**The records:**
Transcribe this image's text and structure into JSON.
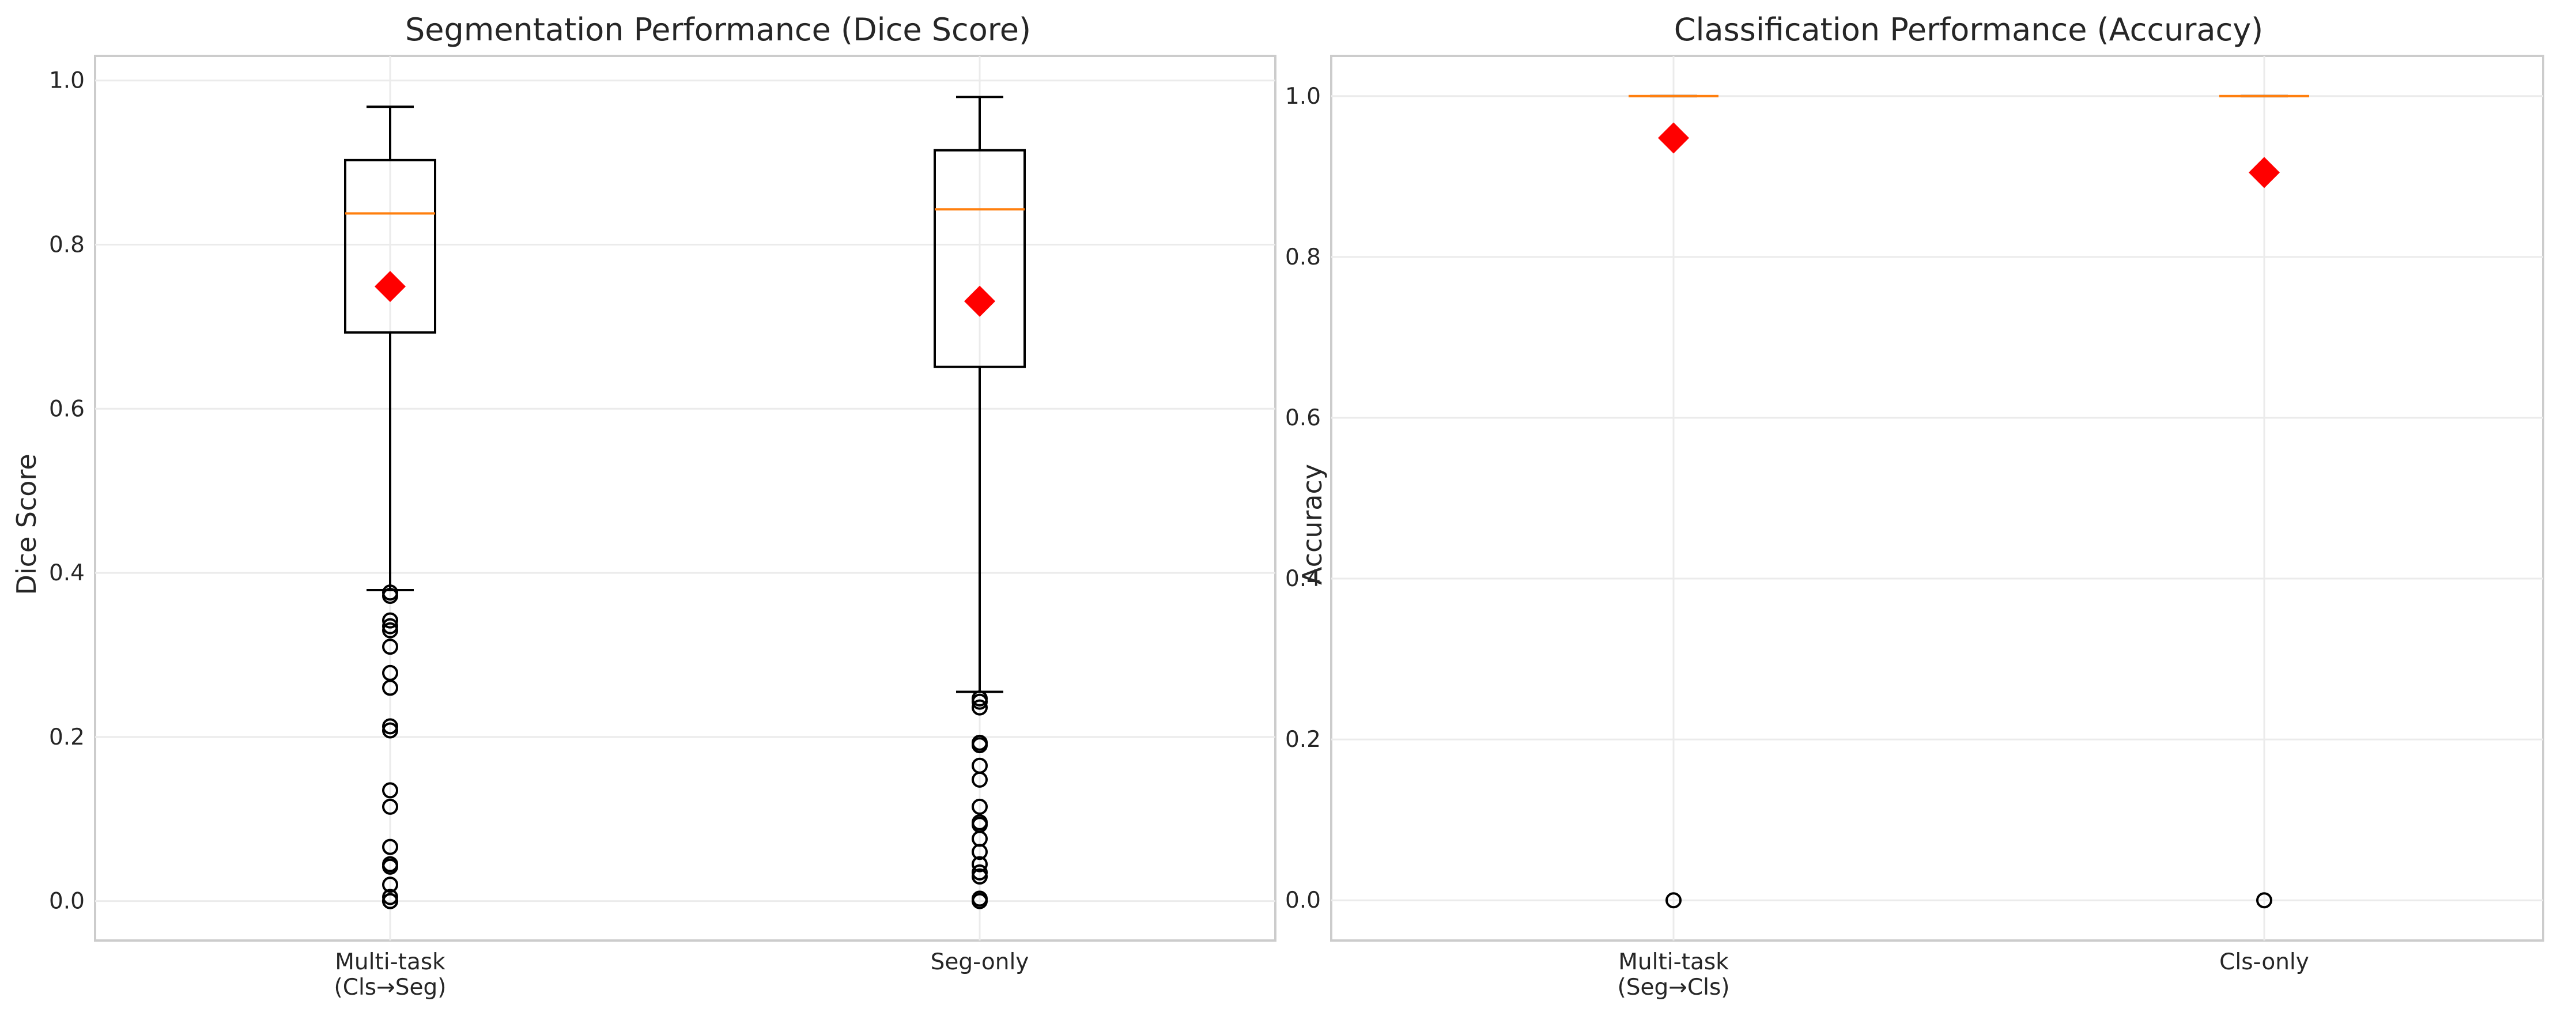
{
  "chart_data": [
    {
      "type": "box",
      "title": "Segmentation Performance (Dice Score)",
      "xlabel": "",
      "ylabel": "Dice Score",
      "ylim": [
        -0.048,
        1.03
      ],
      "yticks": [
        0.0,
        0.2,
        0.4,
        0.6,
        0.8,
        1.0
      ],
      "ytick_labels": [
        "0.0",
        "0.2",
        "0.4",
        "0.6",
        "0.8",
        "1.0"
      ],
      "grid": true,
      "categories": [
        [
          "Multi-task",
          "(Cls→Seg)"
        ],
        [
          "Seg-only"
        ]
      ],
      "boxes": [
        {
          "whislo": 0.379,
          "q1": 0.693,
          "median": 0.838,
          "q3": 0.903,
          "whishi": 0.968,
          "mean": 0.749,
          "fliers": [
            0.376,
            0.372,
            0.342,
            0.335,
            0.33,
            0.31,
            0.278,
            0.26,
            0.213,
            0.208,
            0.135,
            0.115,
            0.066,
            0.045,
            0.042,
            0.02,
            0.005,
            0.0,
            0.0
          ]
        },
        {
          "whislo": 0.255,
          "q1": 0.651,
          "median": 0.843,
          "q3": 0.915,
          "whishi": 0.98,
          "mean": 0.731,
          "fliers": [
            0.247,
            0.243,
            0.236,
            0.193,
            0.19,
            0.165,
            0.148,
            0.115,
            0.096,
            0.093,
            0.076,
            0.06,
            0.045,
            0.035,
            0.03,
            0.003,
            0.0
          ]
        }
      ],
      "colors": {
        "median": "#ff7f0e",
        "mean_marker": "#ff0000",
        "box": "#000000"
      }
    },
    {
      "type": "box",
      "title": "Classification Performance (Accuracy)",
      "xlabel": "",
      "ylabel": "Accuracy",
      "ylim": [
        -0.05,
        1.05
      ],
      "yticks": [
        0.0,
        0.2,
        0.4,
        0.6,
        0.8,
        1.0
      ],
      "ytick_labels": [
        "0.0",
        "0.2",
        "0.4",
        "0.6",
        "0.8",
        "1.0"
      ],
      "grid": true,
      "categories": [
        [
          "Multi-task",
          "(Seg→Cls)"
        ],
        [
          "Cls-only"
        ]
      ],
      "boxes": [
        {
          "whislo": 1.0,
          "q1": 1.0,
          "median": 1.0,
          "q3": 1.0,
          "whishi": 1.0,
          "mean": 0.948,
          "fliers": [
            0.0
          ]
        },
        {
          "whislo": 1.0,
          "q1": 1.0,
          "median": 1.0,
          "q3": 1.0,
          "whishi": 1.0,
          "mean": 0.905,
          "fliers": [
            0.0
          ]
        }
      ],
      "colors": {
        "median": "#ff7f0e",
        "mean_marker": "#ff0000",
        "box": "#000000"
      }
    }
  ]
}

**Do this:**
Each line above is to be copied verbatim. Drop any image from the copy.

**Answer in full:**
Transcribe this image's text and structure into JSON.
{
  "chart_data": [
    {
      "type": "box",
      "title": "Segmentation Performance (Dice Score)",
      "xlabel": "",
      "ylabel": "Dice Score",
      "ylim": [
        -0.048,
        1.03
      ],
      "yticks": [
        0.0,
        0.2,
        0.4,
        0.6,
        0.8,
        1.0
      ],
      "ytick_labels": [
        "0.0",
        "0.2",
        "0.4",
        "0.6",
        "0.8",
        "1.0"
      ],
      "grid": true,
      "categories": [
        [
          "Multi-task",
          "(Cls→Seg)"
        ],
        [
          "Seg-only"
        ]
      ],
      "boxes": [
        {
          "whislo": 0.379,
          "q1": 0.693,
          "median": 0.838,
          "q3": 0.903,
          "whishi": 0.968,
          "mean": 0.749,
          "fliers": [
            0.376,
            0.372,
            0.342,
            0.335,
            0.33,
            0.31,
            0.278,
            0.26,
            0.213,
            0.208,
            0.135,
            0.115,
            0.066,
            0.045,
            0.042,
            0.02,
            0.005,
            0.0,
            0.0
          ]
        },
        {
          "whislo": 0.255,
          "q1": 0.651,
          "median": 0.843,
          "q3": 0.915,
          "whishi": 0.98,
          "mean": 0.731,
          "fliers": [
            0.247,
            0.243,
            0.236,
            0.193,
            0.19,
            0.165,
            0.148,
            0.115,
            0.096,
            0.093,
            0.076,
            0.06,
            0.045,
            0.035,
            0.03,
            0.003,
            0.0
          ]
        }
      ],
      "colors": {
        "median": "#ff7f0e",
        "mean_marker": "#ff0000",
        "box": "#000000"
      }
    },
    {
      "type": "box",
      "title": "Classification Performance (Accuracy)",
      "xlabel": "",
      "ylabel": "Accuracy",
      "ylim": [
        -0.05,
        1.05
      ],
      "yticks": [
        0.0,
        0.2,
        0.4,
        0.6,
        0.8,
        1.0
      ],
      "ytick_labels": [
        "0.0",
        "0.2",
        "0.4",
        "0.6",
        "0.8",
        "1.0"
      ],
      "grid": true,
      "categories": [
        [
          "Multi-task",
          "(Seg→Cls)"
        ],
        [
          "Cls-only"
        ]
      ],
      "boxes": [
        {
          "whislo": 1.0,
          "q1": 1.0,
          "median": 1.0,
          "q3": 1.0,
          "whishi": 1.0,
          "mean": 0.948,
          "fliers": [
            0.0
          ]
        },
        {
          "whislo": 1.0,
          "q1": 1.0,
          "median": 1.0,
          "q3": 1.0,
          "whishi": 1.0,
          "mean": 0.905,
          "fliers": [
            0.0
          ]
        }
      ],
      "colors": {
        "median": "#ff7f0e",
        "mean_marker": "#ff0000",
        "box": "#000000"
      }
    }
  ]
}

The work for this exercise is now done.